# START OF EXTRACTED INFORMATION
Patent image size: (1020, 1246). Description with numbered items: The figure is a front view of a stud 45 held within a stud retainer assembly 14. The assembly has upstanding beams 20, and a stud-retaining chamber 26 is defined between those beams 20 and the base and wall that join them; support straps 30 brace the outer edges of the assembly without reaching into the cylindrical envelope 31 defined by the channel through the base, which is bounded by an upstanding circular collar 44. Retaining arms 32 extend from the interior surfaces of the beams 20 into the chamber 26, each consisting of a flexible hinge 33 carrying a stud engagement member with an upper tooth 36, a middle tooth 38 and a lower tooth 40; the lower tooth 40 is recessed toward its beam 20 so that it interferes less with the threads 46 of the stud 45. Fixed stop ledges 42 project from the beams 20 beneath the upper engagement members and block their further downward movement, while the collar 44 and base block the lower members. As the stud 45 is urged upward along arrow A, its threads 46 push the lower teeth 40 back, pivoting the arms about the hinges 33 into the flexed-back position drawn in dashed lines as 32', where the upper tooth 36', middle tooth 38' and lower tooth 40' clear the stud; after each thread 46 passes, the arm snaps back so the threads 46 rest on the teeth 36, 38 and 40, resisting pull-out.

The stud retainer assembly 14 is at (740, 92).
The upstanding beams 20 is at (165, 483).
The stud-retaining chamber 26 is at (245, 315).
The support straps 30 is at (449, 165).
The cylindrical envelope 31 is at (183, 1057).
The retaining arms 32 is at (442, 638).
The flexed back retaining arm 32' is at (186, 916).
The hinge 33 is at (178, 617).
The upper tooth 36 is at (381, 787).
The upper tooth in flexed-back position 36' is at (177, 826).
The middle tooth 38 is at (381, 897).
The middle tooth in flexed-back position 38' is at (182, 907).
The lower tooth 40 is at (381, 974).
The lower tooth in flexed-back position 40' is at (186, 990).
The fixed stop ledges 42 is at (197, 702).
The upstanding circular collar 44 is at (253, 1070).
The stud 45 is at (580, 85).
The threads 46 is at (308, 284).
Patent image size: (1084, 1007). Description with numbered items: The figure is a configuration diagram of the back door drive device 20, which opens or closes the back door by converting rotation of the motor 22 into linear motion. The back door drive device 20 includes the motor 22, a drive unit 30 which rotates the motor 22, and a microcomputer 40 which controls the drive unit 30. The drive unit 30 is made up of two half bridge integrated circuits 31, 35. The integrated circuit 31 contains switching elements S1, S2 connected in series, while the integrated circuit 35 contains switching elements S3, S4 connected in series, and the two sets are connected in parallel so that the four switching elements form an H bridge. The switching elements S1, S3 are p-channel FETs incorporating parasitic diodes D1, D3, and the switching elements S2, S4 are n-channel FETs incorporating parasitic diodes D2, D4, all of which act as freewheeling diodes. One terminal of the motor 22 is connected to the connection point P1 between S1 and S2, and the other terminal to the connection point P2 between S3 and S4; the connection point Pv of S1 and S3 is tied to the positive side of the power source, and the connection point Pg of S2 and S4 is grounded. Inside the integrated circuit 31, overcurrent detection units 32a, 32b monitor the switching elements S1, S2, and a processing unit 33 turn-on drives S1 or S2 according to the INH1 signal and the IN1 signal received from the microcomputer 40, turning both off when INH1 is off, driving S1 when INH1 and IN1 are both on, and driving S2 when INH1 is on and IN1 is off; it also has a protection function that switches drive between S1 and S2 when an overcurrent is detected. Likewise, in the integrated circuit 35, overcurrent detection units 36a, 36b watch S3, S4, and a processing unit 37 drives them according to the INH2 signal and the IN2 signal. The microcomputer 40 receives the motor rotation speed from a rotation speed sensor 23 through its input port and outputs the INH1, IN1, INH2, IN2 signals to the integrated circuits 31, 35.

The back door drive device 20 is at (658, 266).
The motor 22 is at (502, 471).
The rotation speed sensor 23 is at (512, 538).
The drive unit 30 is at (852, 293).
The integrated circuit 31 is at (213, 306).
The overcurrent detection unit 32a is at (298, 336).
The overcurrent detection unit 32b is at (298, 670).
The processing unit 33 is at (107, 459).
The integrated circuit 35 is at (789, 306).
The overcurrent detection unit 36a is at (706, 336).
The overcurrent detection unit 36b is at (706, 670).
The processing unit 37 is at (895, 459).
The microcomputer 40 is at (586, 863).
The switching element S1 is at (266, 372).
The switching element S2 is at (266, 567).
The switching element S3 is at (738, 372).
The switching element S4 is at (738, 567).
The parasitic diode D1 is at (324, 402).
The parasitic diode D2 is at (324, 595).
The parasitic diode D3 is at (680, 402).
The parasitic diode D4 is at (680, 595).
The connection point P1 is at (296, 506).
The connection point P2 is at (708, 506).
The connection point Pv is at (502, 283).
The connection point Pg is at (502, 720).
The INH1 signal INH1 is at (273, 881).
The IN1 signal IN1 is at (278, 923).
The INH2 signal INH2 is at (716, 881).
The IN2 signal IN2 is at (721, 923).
# END OF EXTRACTED INFORMATION
▶ WHAT IS EXPECTED:
Turn the lines of each record above into a numbered list, dropping any blank lines.

▶ FINAL ANSWER:
1. Patent image size: (1020, 1246). Description with numbered items: The figure is a front view of a stud 45 held within a stud retainer assembly 14. The assembly has upstanding beams 20, and a stud-retaining chamber 26 is defined between those beams 20 and the base and wall that join them; support straps 30 brace the outer edges of the assembly without reaching into the cylindrical envelope 31 defined by the channel through the base, which is bounded by an upstanding circular collar 44. Retaining arms 32 extend from the interior surfaces of the beams 20 into the chamber 26, each consisting of a flexible hinge 33 carrying a stud engagement member with an upper tooth 36, a middle tooth 38 and a lower tooth 40; the lower tooth 40 is recessed toward its beam 20 so that it interferes less with the threads 46 of the stud 45. Fixed stop ledges 42 project from the beams 20 beneath the upper engagement members and block their further downward movement, while the collar 44 and base block the lower members. As the stud 45 is urged upward along arrow A, its threads 46 push the lower teeth 40 back, pivoting the arms about the hinges 33 into the flexed-back position drawn in dashed lines as 32', where the upper tooth 36', middle tooth 38' and lower tooth 40' clear the stud; after each thread 46 passes, the arm snaps back so the threads 46 rest on the teeth 36, 38 and 40, resisting pull-out.
2. The stud retainer assembly 14 is at (740, 92).
3. The upstanding beams 20 is at (165, 483).
4. The stud-retaining chamber 26 is at (245, 315).
5. The support straps 30 is at (449, 165).
6. The cylindrical envelope 31 is at (183, 1057).
7. The retaining arms 32 is at (442, 638).
8. The flexed back retaining arm 32' is at (186, 916).
9. The hinge 33 is at (178, 617).
10. The upper tooth 36 is at (381, 787).
11. The upper tooth in flexed-back position 36' is at (177, 826).
12. The middle tooth 38 is at (381, 897).
13. The middle tooth in flexed-back position 38' is at (182, 907).
14. The lower tooth 40 is at (381, 974).
15. The lower tooth in flexed-back position 40' is at (186, 990).
16. The fixed stop ledges 42 is at (197, 702).
17. The upstanding circular collar 44 is at (253, 1070).
18. The stud 45 is at (580, 85).
19. The threads 46 is at (308, 284).
20. Patent image size: (1084, 1007). Description with numbered items: The figure is a configuration diagram of the back door drive device 20, which opens or closes the back door by converting rotation of the motor 22 into linear motion. The back door drive device 20 includes the motor 22, a drive unit 30 which rotates the motor 22, and a microcomputer 40 which controls the drive unit 30. The drive unit 30 is made up of two half bridge integrated circuits 31, 35. The integrated circuit 31 contains switching elements S1, S2 connected in series, while the integrated circuit 35 contains switching elements S3, S4 connected in series, and the two sets are connected in parallel so that the four switching elements form an H bridge. The switching elements S1, S3 are p-channel FETs incorporating parasitic diodes D1, D3, and the switching elements S2, S4 are n-channel FETs incorporating parasitic diodes D2, D4, all of which act as freewheeling diodes. One terminal of the motor 22 is connected to the connection point P1 between S1 and S2, and the other terminal to the connection point P2 between S3 and S4; the connection point Pv of S1 and S3 is tied to the positive side of the power source, and the connection point Pg of S2 and S4 is grounded. Inside the integrated circuit 31, overcurrent detection units 32a, 32b monitor the switching elements S1, S2, and a processing unit 33 turn-on drives S1 or S2 according to the INH1 signal and the IN1 signal received from the microcomputer 40, turning both off when INH1 is off, driving S1 when INH1 and IN1 are both on, and driving S2 when INH1 is on and IN1 is off; it also has a protection function that switches drive between S1 and S2 when an overcurrent is detected. Likewise, in the integrated circuit 35, overcurrent detection units 36a, 36b watch S3, S4, and a processing unit 37 drives them according to the INH2 signal and the IN2 signal. The microcomputer 40 receives the motor rotation speed from a rotation speed sensor 23 through its input port and outputs the INH1, IN1, INH2, IN2 signals to the integrated circuits 31, 35.
21. The back door drive device 20 is at (658, 266).
22. The motor 22 is at (502, 471).
23. The rotation speed sensor 23 is at (512, 538).
24. The drive unit 30 is at (852, 293).
25. The integrated circuit 31 is at (213, 306).
26. The overcurrent detection unit 32a is at (298, 336).
27. The overcurrent detection unit 32b is at (298, 670).
28. The processing unit 33 is at (107, 459).
29. The integrated circuit 35 is at (789, 306).
30. The overcurrent detection unit 36a is at (706, 336).
31. The overcurrent detection unit 36b is at (706, 670).
32. The processing unit 37 is at (895, 459).
33. The microcomputer 40 is at (586, 863).
34. The switching element S1 is at (266, 372).
35. The switching element S2 is at (266, 567).
36. The switching element S3 is at (738, 372).
37. The switching element S4 is at (738, 567).
38. The parasitic diode D1 is at (324, 402).
39. The parasitic diode D2 is at (324, 595).
40. The parasitic diode D3 is at (680, 402).
41. The parasitic diode D4 is at (680, 595).
42. The connection point P1 is at (296, 506).
43. The connection point P2 is at (708, 506).
44. The connection point Pv is at (502, 283).
45. The connection point Pg is at (502, 720).
46. The INH1 signal INH1 is at (273, 881).
47. The IN1 signal IN1 is at (278, 923).
48. The INH2 signal INH2 is at (716, 881).
49. The IN2 signal IN2 is at (721, 923).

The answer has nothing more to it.